» INSTRUCTION: Pull every "icon" line out of the data below.

╭─ DATA SUPPLIED

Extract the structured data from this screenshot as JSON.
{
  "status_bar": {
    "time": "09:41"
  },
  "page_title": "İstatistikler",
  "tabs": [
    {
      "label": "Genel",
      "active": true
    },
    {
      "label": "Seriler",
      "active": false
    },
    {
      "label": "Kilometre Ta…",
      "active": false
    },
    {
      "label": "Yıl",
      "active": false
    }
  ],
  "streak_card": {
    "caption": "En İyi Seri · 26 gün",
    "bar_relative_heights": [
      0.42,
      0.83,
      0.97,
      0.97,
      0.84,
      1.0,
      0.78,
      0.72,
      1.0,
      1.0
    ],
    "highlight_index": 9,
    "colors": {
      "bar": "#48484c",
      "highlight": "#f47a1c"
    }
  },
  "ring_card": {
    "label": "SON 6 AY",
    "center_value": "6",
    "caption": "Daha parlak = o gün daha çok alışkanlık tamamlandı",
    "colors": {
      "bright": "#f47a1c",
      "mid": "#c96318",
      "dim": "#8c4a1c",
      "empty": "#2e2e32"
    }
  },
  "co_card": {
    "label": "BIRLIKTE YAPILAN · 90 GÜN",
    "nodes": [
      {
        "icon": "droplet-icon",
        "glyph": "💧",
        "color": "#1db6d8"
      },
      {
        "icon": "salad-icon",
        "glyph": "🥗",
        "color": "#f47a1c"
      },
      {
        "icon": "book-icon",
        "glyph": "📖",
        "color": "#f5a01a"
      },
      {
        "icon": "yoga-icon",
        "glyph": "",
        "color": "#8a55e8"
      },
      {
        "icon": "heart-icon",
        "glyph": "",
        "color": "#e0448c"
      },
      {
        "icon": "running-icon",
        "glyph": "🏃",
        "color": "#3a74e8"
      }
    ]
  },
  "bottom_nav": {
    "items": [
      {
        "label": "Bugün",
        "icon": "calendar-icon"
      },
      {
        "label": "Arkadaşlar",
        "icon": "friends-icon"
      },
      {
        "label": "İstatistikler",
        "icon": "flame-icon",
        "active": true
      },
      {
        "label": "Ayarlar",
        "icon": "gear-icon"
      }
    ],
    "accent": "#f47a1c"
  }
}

╰─

» FULL RESPONSE:
        "icon": "droplet-icon",
        "icon": "salad-icon",
        "icon": "book-icon",
        "icon": "yoga-icon",
        "icon": "heart-icon",
        "icon": "running-icon",
        "icon": "calendar-icon"
        "icon": "friends-icon"
        "icon": "flame-icon",
        "icon": "gear-icon"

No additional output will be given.